Reproduce the lines of the material below verbatim, starting with the line that contains "major-cell: 区域经济学 [150,529,243,553]" and continuing through the line that contains "summary-row [72,238,527,262]", with both of those lines included.

+++

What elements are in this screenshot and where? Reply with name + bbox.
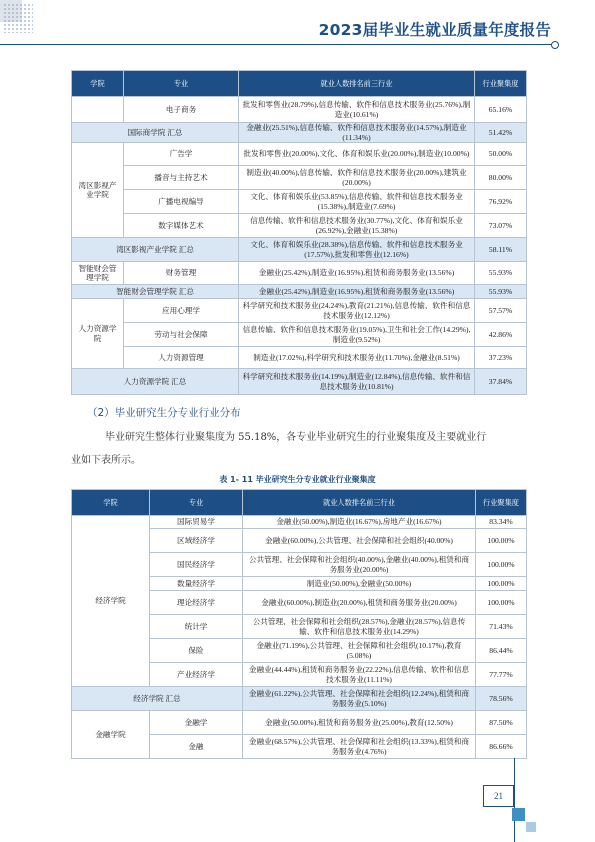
major-cell: 区域经济学 [150,529,243,553]
major-cell: 国际贸易学 [150,516,243,529]
table-row [72,166,527,190]
major-cell: 产业经济学 [150,663,243,687]
header-rule-endpoint [551,41,559,49]
concentration-cell: 78.56% [476,687,527,711]
table-row [72,214,527,238]
header-dot-pattern [3,3,33,33]
header-rule [0,44,555,45]
major-cell: 广播电视编导 [124,190,239,214]
summary-row [72,238,527,262]
table-row [72,711,527,735]
table-row [72,323,527,347]
concentration-cell: 42.86% [475,323,527,347]
industries-cell: 制造业(17.02%),科学研究和技术服务业(11.70%),金融业(8.51%) [239,347,475,369]
concentration-cell: 100.00% [476,529,527,553]
major-cell: 广告学 [124,143,239,166]
concentration-cell: 51.42% [475,123,527,143]
major-cell: 国民经济学 [150,553,243,577]
col-header-major: 专业 [150,490,243,516]
college-cell: 经济学院 [72,516,150,687]
college-cell: 湾区影视产业学院 [72,143,124,238]
page-number: 21 [483,785,514,807]
col-header-college: 学院 [72,490,150,516]
summary-row [72,687,527,711]
table-row [72,262,527,285]
industries-cell: 金融业(44.44%),租赁和商务服务业(22.22%),信息传输、软件和信息技术服务业(11.11%) [243,663,476,687]
industries-cell: 制造业(50.00%),金融业(50.00%) [243,577,476,591]
industries-cell: 金融业(60.00%),公共管理、社会保障和社会组织(40.00%) [243,529,476,553]
summary-row [72,285,527,299]
industries-cell: 金融业(25.42%),制造业(16.95%),租赁和商务服务业(13.56%) [239,285,475,299]
summary-row [72,369,527,395]
concentration-cell: 55.93% [475,262,527,285]
concentration-cell: 50.00% [475,143,527,166]
col-header-college: 学院 [72,71,124,97]
college-cell: 人力资源学院 [72,299,124,369]
concentration-cell: 57.57% [475,299,527,323]
table-row [72,97,527,123]
industries-cell: 金融业(60.00%),制造业(20.00%),租赁和商务服务业(20.00%) [243,591,476,615]
concentration-cell: 58.11% [475,238,527,262]
postgrad-industry-table [71,489,527,759]
industries-cell: 公共管理、社会保障和社会组织(40.00%),金融业(40.00%),租赁和商务服务业(20.00%) [243,553,476,577]
major-cell: 劳动与社会保障 [124,323,239,347]
major-cell: 理论经济学 [150,591,243,615]
college-cell [72,97,124,123]
major-cell: 人力资源管理 [124,347,239,369]
concentration-cell: 65.16% [475,97,527,123]
summary-row [72,123,527,143]
col-header-major: 专业 [124,71,239,97]
industries-cell: 批发和零售业(28.79%),信息传输、软件和信息技术服务业(25.76%),制造业(10.61%) [239,97,475,123]
industries-cell: 金融业(61.22%),公共管理、社会保障和社会组织(12.24%),租赁和商务服务业(5.10%) [243,687,476,711]
industries-cell: 信息传输、软件和信息技术服务业(19.05%),卫生和社会工作(14.29%),制造业(9.52%) [239,323,475,347]
concentration-cell: 76.92% [475,190,527,214]
report-title: 2023届毕业生就业质量年度报告 [318,21,551,39]
major-cell: 数字媒体艺术 [124,214,239,238]
concentration-cell: 71.43% [476,615,527,639]
body-paragraph-line-1: 毕业研究生整体行业聚集度为 55.18%，各专业毕业研究生的行业聚集度及主要就业行 [105,432,487,443]
footer-rule [514,758,515,842]
concentration-cell: 87.50% [476,711,527,735]
industries-cell: 金融业(25.42%),制造业(16.95%),租赁和商务服务业(13.56%) [239,262,475,285]
concentration-cell: 83.34% [476,516,527,529]
industries-cell: 文化、体育和娱乐业(53.85%),信息传输、软件和信息技术服务业(15.38%),制造业(7.69%) [239,190,475,214]
concentration-cell: 73.07% [475,214,527,238]
major-cell: 财务管理 [124,262,239,285]
table-row [72,516,527,529]
col-header-industries: 就业人数排名前三行业 [239,71,475,97]
industries-cell: 科学研究和技术服务业(24.24%),教育(21.21%),信息传输、软件和信息技术服务业(12.12%) [239,299,475,323]
major-cell: 金融 [150,735,243,759]
table-caption: 表 1- 11 毕业研究生分专业就业行业聚集度 [219,475,376,484]
undergrad-industry-table [71,70,527,395]
table-header-row [72,71,527,97]
summary-label: 智能财会管理学院 汇总 [72,285,239,299]
summary-label: 人力资源学院 汇总 [72,369,239,395]
industries-cell: 金融业(68.57%),公共管理、社会保障和社会组织(13.33%),租赁和商务服务业(4.76%) [243,735,476,759]
summary-label: 国际商学院 汇总 [72,123,239,143]
table-row [72,190,527,214]
industries-cell: 金融业(50.00%),租赁和商务服务业(25.00%),教育(12.50%) [243,711,476,735]
concentration-cell: 55.93% [475,285,527,299]
col-header-concentration: 行业聚集度 [475,71,527,97]
table-row [72,143,527,166]
major-cell: 电子商务 [124,97,239,123]
major-cell: 金融学 [150,711,243,735]
industries-cell: 制造业(40.00%),信息传输、软件和信息技术服务业(20.00%),建筑业(20.00%) [239,166,475,190]
concentration-cell: 100.00% [476,591,527,615]
footer-square-decoration [512,808,525,821]
table-row [72,347,527,369]
industries-cell: 金融业(71.19%),公共管理、社会保障和社会组织(10.17%),教育(5.08%) [243,639,476,663]
major-cell: 播音与主持艺术 [124,166,239,190]
major-cell: 数量经济学 [150,577,243,591]
industries-cell: 科学研究和技术服务业(14.19%),制造业(12.84%),信息传输、软件和信息技术服务业(10.81%) [239,369,475,395]
col-header-concentration: 行业聚集度 [476,490,527,516]
concentration-cell: 80.00% [475,166,527,190]
industries-cell: 金融业(50.00%),制造业(16.67%),房地产业(16.67%) [243,516,476,529]
concentration-cell: 100.00% [476,553,527,577]
major-cell: 统计学 [150,615,243,639]
college-cell: 金融学院 [72,711,150,759]
college-cell: 智能财会管理学院 [72,262,124,285]
major-cell: 保险 [150,639,243,663]
concentration-cell: 86.44% [476,639,527,663]
section-heading: （2）毕业研究生分专业行业分布 [87,407,241,419]
major-cell: 应用心理学 [124,299,239,323]
industries-cell: 文化、体育和娱乐业(28.38%),信息传输、软件和信息技术服务业(17.57%),批发和零售业(12.16%) [239,238,475,262]
table-row [72,299,527,323]
body-paragraph-line-2: 业如下表所示。 [71,455,141,466]
summary-label: 经济学院 汇总 [72,687,243,711]
concentration-cell: 100.00% [476,577,527,591]
industries-cell: 信息传输、软件和信息技术服务业(30.77%),文化、体育和娱乐业(26.92%),金融业(15.38%) [239,214,475,238]
footer-square-decoration-light [526,822,536,832]
industries-cell: 批发和零售业(20.00%),文化、体育和娱乐业(20.00%),制造业(10.00%) [239,143,475,166]
col-header-industries: 就业人数排名前三行业 [243,490,476,516]
concentration-cell: 37.84% [475,369,527,395]
concentration-cell: 86.66% [476,735,527,759]
concentration-cell: 77.77% [476,663,527,687]
industries-cell: 金融业(25.51%),信息传输、软件和信息技术服务业(14.57%),制造业(11.34%) [239,123,475,143]
table-header-row [72,490,527,516]
industries-cell: 公共管理、社会保障和社会组织(28.57%),金融业(28.57%),信息传输、软件和信息技术服务业(14.29%) [243,615,476,639]
summary-label: 湾区影视产业学院 汇总 [72,238,239,262]
concentration-cell: 37.23% [475,347,527,369]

+++

* _The result_
major-cell: 区域经济学 [150,529,243,553]
major-cell: 国际贸易学 [150,516,243,529]
table-row [72,166,527,190]
major-cell: 产业经济学 [150,663,243,687]
header-rule-endpoint [551,41,559,49]
concentration-cell: 78.56% [476,687,527,711]
table-row [72,214,527,238]
header-dot-pattern [3,3,33,33]
header-rule [0,44,555,45]
major-cell: 广播电视编导 [124,190,239,214]
summary-row [72,238,527,262]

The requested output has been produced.